Every line that contains "Итого" counts once; give the total number of such lines, with no other words.

__Data records__
● ● ●

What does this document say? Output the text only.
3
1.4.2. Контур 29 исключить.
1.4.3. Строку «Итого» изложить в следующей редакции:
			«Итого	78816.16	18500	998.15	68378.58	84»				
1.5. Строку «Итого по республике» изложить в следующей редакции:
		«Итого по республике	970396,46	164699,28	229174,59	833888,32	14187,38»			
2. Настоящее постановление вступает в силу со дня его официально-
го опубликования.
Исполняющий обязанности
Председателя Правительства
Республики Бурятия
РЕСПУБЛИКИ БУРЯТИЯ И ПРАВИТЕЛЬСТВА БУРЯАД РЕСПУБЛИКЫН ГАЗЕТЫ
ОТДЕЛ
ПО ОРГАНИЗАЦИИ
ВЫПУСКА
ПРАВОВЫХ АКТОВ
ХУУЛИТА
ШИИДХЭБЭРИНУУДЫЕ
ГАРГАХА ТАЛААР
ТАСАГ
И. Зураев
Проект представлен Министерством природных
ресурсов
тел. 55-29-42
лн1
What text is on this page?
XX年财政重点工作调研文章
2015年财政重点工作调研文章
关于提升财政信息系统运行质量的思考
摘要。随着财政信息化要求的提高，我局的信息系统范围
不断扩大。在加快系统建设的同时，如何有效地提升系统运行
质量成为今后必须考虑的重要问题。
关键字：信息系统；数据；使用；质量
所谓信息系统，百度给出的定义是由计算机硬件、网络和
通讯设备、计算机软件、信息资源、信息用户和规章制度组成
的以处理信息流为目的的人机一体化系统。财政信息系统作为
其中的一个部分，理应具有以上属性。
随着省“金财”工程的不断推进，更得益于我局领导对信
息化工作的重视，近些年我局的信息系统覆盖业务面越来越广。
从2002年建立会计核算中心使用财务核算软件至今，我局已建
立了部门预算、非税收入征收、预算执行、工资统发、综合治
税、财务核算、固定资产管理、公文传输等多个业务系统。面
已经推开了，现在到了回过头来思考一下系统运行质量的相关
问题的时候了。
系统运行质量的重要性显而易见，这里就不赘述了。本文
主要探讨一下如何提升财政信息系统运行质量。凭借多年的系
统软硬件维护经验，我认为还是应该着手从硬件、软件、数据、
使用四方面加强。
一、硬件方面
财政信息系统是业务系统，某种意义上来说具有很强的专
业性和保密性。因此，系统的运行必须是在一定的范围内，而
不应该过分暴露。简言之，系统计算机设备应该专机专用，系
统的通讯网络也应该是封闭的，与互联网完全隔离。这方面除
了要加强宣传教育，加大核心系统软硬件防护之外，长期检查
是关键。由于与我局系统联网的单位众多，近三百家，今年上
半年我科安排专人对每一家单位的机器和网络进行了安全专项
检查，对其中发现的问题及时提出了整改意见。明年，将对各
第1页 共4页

● ● ●

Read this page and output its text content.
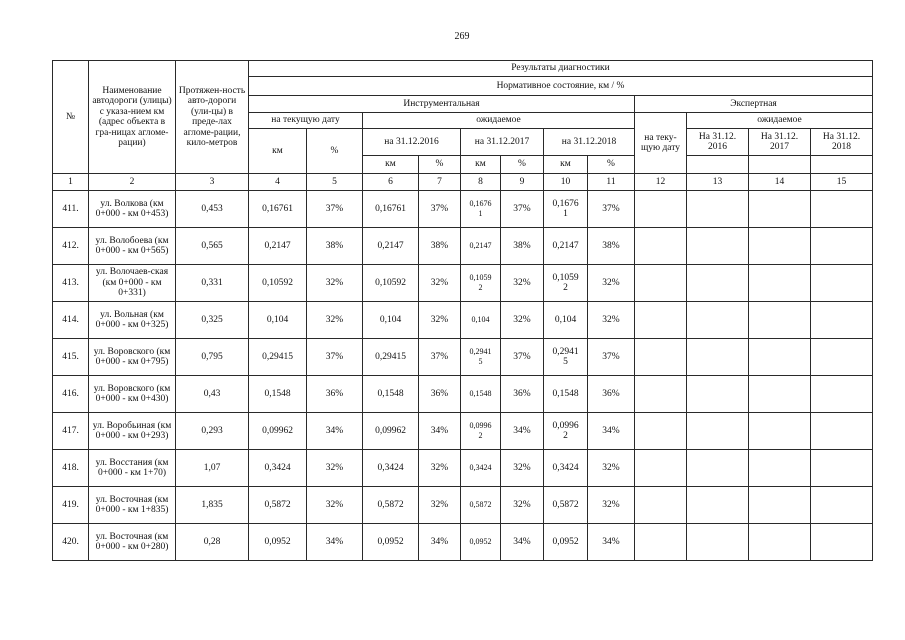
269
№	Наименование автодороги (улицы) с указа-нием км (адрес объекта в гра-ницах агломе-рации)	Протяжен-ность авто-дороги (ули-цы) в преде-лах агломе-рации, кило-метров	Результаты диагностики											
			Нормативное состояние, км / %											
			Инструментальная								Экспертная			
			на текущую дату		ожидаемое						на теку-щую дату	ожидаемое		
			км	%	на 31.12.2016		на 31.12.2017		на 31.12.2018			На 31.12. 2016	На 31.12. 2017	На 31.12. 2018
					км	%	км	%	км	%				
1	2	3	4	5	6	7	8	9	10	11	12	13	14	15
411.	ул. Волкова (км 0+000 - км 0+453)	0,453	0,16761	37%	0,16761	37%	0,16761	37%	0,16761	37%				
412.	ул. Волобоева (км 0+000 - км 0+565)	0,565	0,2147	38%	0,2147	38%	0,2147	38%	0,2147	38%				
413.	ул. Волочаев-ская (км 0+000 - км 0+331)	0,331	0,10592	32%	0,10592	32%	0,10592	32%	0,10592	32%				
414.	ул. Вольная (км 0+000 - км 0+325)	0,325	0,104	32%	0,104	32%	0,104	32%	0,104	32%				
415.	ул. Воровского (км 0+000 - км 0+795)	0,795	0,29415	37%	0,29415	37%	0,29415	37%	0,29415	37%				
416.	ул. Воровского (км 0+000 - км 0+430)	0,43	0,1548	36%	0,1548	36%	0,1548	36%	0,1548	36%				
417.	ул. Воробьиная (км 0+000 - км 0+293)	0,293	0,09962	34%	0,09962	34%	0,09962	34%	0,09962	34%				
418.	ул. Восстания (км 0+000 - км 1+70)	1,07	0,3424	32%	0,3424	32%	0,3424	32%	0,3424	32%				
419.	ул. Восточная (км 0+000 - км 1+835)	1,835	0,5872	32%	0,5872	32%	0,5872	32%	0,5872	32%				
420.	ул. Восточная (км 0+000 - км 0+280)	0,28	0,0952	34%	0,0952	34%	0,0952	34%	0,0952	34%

● ● ●

__Task answer__
4